- WHAT TO PRODUCE
What follows is a set of records; repeat all of them exactly.

- EXERCISE MATERIALS
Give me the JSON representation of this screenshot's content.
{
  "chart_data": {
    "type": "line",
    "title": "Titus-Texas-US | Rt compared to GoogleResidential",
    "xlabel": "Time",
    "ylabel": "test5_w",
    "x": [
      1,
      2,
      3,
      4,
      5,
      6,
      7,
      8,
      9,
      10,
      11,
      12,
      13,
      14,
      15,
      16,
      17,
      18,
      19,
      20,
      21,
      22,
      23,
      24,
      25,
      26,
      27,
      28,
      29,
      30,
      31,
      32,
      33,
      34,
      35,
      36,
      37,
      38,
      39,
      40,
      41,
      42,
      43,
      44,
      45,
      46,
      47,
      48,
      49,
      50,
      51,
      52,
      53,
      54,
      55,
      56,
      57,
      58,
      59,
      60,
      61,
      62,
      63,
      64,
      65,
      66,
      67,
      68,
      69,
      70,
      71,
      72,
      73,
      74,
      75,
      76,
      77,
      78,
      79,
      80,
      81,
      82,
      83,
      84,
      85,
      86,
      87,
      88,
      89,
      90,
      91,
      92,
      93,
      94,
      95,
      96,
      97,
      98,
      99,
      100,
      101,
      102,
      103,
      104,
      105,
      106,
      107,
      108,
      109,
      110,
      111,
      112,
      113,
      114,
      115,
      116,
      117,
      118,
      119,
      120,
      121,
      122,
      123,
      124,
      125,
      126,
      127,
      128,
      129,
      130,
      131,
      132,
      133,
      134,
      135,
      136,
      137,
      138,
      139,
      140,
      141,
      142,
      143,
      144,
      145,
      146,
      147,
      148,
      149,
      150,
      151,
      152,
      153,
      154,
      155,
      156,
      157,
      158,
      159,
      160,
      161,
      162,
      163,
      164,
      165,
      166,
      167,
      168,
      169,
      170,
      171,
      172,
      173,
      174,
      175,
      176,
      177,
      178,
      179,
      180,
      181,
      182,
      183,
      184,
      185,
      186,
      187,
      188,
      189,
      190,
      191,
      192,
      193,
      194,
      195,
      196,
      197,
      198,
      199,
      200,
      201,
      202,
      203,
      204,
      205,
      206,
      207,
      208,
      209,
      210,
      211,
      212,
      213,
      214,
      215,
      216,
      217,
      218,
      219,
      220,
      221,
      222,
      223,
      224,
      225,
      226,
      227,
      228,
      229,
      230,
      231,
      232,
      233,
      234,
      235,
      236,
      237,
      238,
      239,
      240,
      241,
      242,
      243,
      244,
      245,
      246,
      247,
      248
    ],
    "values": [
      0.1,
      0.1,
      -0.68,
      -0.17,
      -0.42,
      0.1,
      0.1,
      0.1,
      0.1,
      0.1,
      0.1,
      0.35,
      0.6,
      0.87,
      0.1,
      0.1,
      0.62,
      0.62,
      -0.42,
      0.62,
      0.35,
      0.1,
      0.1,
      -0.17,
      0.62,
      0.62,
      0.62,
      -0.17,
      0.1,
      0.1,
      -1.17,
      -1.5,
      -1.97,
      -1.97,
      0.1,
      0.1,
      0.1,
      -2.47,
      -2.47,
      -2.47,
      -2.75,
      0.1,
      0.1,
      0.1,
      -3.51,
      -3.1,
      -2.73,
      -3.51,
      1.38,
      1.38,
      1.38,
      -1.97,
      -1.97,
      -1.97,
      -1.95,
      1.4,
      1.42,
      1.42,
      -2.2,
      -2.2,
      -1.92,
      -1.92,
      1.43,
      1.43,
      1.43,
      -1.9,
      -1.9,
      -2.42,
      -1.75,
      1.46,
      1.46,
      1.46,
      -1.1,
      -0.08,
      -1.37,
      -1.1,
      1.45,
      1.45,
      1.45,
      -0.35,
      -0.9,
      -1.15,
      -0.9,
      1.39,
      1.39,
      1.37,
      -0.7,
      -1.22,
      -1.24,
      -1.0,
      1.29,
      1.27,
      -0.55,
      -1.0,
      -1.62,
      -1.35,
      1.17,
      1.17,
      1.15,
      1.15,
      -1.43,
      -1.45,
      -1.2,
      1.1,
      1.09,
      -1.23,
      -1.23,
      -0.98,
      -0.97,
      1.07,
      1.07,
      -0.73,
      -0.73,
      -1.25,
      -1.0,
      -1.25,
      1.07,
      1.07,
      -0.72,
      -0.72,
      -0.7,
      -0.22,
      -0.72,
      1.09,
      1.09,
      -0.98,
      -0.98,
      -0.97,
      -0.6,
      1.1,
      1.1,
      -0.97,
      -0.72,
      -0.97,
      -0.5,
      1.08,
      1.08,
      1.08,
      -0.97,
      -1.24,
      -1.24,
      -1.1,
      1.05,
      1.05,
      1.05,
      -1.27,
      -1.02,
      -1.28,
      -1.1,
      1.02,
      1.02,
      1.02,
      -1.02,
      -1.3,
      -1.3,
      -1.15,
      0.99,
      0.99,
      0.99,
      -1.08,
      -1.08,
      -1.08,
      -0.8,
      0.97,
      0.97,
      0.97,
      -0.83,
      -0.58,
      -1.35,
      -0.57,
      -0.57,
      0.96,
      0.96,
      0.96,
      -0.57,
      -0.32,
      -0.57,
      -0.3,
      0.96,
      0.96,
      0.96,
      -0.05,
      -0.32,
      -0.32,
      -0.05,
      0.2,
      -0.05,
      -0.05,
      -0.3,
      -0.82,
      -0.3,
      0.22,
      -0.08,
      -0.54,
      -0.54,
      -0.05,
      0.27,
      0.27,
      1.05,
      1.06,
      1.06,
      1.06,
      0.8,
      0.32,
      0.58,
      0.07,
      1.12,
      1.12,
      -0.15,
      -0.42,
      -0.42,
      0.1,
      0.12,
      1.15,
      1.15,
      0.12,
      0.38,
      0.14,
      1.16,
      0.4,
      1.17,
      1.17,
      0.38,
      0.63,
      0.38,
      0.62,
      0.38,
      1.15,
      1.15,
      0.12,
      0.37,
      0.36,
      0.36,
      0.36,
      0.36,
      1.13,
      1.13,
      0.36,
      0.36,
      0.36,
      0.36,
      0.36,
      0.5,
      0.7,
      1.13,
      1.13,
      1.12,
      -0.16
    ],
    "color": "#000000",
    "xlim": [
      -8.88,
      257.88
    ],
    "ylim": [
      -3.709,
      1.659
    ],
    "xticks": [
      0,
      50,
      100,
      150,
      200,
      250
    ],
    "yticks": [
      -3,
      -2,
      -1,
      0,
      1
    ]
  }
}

- PROBLEM SOLUTION
Give me the JSON representation of this screenshot's content.
{
  "chart_data": {
    "type": "line",
    "title": "Titus-Texas-US | Rt compared to GoogleResidential",
    "xlabel": "Time",
    "ylabel": "test5_w",
    "x": [
      1,
      2,
      3,
      4,
      5,
      6,
      7,
      8,
      9,
      10,
      11,
      12,
      13,
      14,
      15,
      16,
      17,
      18,
      19,
      20,
      21,
      22,
      23,
      24,
      25,
      26,
      27,
      28,
      29,
      30,
      31,
      32,
      33,
      34,
      35,
      36,
      37,
      38,
      39,
      40,
      41,
      42,
      43,
      44,
      45,
      46,
      47,
      48,
      49,
      50,
      51,
      52,
      53,
      54,
      55,
      56,
      57,
      58,
      59,
      60,
      61,
      62,
      63,
      64,
      65,
      66,
      67,
      68,
      69,
      70,
      71,
      72,
      73,
      74,
      75,
      76,
      77,
      78,
      79,
      80,
      81,
      82,
      83,
      84,
      85,
      86,
      87,
      88,
      89,
      90,
      91,
      92,
      93,
      94,
      95,
      96,
      97,
      98,
      99,
      100,
      101,
      102,
      103,
      104,
      105,
      106,
      107,
      108,
      109,
      110,
      111,
      112,
      113,
      114,
      115,
      116,
      117,
      118,
      119,
      120,
      121,
      122,
      123,
      124,
      125,
      126,
      127,
      128,
      129,
      130,
      131,
      132,
      133,
      134,
      135,
      136,
      137,
      138,
      139,
      140,
      141,
      142,
      143,
      144,
      145,
      146,
      147,
      148,
      149,
      150,
      151,
      152,
      153,
      154,
      155,
      156,
      157,
      158,
      159,
      160,
      161,
      162,
      163,
      164,
      165,
      166,
      167,
      168,
      169,
      170,
      171,
      172,
      173,
      174,
      175,
      176,
      177,
      178,
      179,
      180,
      181,
      182,
      183,
      184,
      185,
      186,
      187,
      188,
      189,
      190,
      191,
      192,
      193,
      194,
      195,
      196,
      197,
      198,
      199,
      200,
      201,
      202,
      203,
      204,
      205,
      206,
      207,
      208,
      209,
      210,
      211,
      212,
      213,
      214,
      215,
      216,
      217,
      218,
      219,
      220,
      221,
      222,
      223,
      224,
      225,
      226,
      227,
      228,
      229,
      230,
      231,
      232,
      233,
      234,
      235,
      236,
      237,
      238,
      239,
      240,
      241,
      242,
      243,
      244,
      245,
      246,
      247,
      248
    ],
    "values": [
      0.1,
      0.1,
      -0.68,
      -0.17,
      -0.42,
      0.1,
      0.1,
      0.1,
      0.1,
      0.1,
      0.1,
      0.35,
      0.6,
      0.87,
      0.1,
      0.1,
      0.62,
      0.62,
      -0.42,
      0.62,
      0.35,
      0.1,
      0.1,
      -0.17,
      0.62,
      0.62,
      0.62,
      -0.17,
      0.1,
      0.1,
      -1.17,
      -1.5,
      -1.97,
      -1.97,
      0.1,
      0.1,
      0.1,
      -2.47,
      -2.47,
      -2.47,
      -2.75,
      0.1,
      0.1,
      0.1,
      -3.51,
      -3.1,
      -2.73,
      -3.51,
      1.38,
      1.38,
      1.38,
      -1.97,
      -1.97,
      -1.97,
      -1.95,
      1.4,
      1.42,
      1.42,
      -2.2,
      -2.2,
      -1.92,
      -1.92,
      1.43,
      1.43,
      1.43,
      -1.9,
      -1.9,
      -2.42,
      -1.75,
      1.46,
      1.46,
      1.46,
      -1.1,
      -0.08,
      -1.37,
      -1.1,
      1.45,
      1.45,
      1.45,
      -0.35,
      -0.9,
      -1.15,
      -0.9,
      1.39,
      1.39,
      1.37,
      -0.7,
      -1.22,
      -1.24,
      -1.0,
      1.29,
      1.27,
      -0.55,
      -1.0,
      -1.62,
      -1.35,
      1.17,
      1.17,
      1.15,
      1.15,
      -1.43,
      -1.45,
      -1.2,
      1.1,
      1.09,
      -1.23,
      -1.23,
      -0.98,
      -0.97,
      1.07,
      1.07,
      -0.73,
      -0.73,
      -1.25,
      -1.0,
      -1.25,
      1.07,
      1.07,
      -0.72,
      -0.72,
      -0.7,
      -0.22,
      -0.72,
      1.09,
      1.09,
      -0.98,
      -0.98,
      -0.97,
      -0.6,
      1.1,
      1.1,
      -0.97,
      -0.72,
      -0.97,
      -0.5,
      1.08,
      1.08,
      1.08,
      -0.97,
      -1.24,
      -1.24,
      -1.1,
      1.05,
      1.05,
      1.05,
      -1.27,
      -1.02,
      -1.28,
      -1.1,
      1.02,
      1.02,
      1.02,
      -1.02,
      -1.3,
      -1.3,
      -1.15,
      0.99,
      0.99,
      0.99,
      -1.08,
      -1.08,
      -1.08,
      -0.8,
      0.97,
      0.97,
      0.97,
      -0.83,
      -0.58,
      -1.35,
      -0.57,
      -0.57,
      0.96,
      0.96,
      0.96,
      -0.57,
      -0.32,
      -0.57,
      -0.3,
      0.96,
      0.96,
      0.96,
      -0.05,
      -0.32,
      -0.32,
      -0.05,
      0.2,
      -0.05,
      -0.05,
      -0.3,
      -0.82,
      -0.3,
      0.22,
      -0.08,
      -0.54,
      -0.54,
      -0.05,
      0.27,
      0.27,
      1.05,
      1.06,
      1.06,
      1.06,
      0.8,
      0.32,
      0.58,
      0.07,
      1.12,
      1.12,
      -0.15,
      -0.42,
      -0.42,
      0.1,
      0.12,
      1.15,
      1.15,
      0.12,
      0.38,
      0.14,
      1.16,
      0.4,
      1.17,
      1.17,
      0.38,
      0.63,
      0.38,
      0.62,
      0.38,
      1.15,
      1.15,
      0.12,
      0.37,
      0.36,
      0.36,
      0.36,
      0.36,
      1.13,
      1.13,
      0.36,
      0.36,
      0.36,
      0.36,
      0.36,
      0.5,
      0.7,
      1.13,
      1.13,
      1.12,
      -0.16
    ],
    "color": "#000000",
    "xlim": [
      -8.88,
      257.88
    ],
    "ylim": [
      -3.709,
      1.659
    ],
    "xticks": [
      0,
      50,
      100,
      150,
      200,
      250
    ],
    "yticks": [
      -3,
      -2,
      -1,
      0,
      1
    ]
  }
}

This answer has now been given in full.